[Stored records]
::::::::
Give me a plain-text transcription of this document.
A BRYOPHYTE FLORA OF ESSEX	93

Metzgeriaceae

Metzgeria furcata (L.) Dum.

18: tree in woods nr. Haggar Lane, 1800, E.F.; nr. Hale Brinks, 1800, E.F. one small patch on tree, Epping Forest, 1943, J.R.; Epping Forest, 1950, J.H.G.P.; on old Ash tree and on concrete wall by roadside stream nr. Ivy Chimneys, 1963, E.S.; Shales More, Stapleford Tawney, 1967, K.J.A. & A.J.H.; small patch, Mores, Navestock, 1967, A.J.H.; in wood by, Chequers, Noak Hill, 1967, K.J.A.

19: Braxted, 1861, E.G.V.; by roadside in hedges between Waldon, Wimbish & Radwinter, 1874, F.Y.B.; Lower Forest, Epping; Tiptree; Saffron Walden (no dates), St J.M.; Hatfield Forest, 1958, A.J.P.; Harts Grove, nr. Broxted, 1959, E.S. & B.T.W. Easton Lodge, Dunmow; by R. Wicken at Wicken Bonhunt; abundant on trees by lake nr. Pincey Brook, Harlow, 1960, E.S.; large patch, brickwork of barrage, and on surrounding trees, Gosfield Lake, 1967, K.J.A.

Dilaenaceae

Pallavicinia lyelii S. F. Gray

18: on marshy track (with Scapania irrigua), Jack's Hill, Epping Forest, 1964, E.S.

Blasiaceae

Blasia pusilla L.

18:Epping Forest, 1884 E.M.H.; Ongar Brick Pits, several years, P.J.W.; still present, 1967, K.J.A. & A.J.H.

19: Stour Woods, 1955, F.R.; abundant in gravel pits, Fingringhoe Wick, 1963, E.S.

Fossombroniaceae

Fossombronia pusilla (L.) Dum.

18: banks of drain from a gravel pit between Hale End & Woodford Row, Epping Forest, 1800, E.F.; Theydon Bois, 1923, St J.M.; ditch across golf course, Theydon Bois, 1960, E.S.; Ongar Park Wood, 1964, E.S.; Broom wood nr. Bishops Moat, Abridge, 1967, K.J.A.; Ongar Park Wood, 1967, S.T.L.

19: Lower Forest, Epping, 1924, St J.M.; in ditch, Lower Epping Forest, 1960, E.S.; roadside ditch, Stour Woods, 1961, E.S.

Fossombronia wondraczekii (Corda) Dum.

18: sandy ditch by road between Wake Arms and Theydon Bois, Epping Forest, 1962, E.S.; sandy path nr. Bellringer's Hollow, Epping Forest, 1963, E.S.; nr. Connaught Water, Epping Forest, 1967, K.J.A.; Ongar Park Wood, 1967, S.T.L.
::::::::
**GIVEN TASK:** Copy every line of the records above that holds the word "Ongar".

**THE REPLY:**
18:Epping Forest, 1884 E.M.H.; Ongar Brick Pits, several years, P.J.W.; still present, 1967, K.J.A. & A.J.H.
18: banks of drain from a gravel pit between Hale End & Woodford Row, Epping Forest, 1800, E.F.; Theydon Bois, 1923, St J.M.; ditch across golf course, Theydon Bois, 1960, E.S.; Ongar Park Wood, 1964, E.S.; Broom wood nr. Bishops Moat, Abridge, 1967, K.J.A.; Ongar Park Wood, 1967, S.T.L.
18: sandy ditch by road between Wake Arms and Theydon Bois, Epping Forest, 1962, E.S.; sandy path nr. Bellringer's Hollow, Epping Forest, 1963, E.S.; nr. Connaught Water, Epping Forest, 1967, K.J.A.; Ongar Park Wood, 1967, S.T.L.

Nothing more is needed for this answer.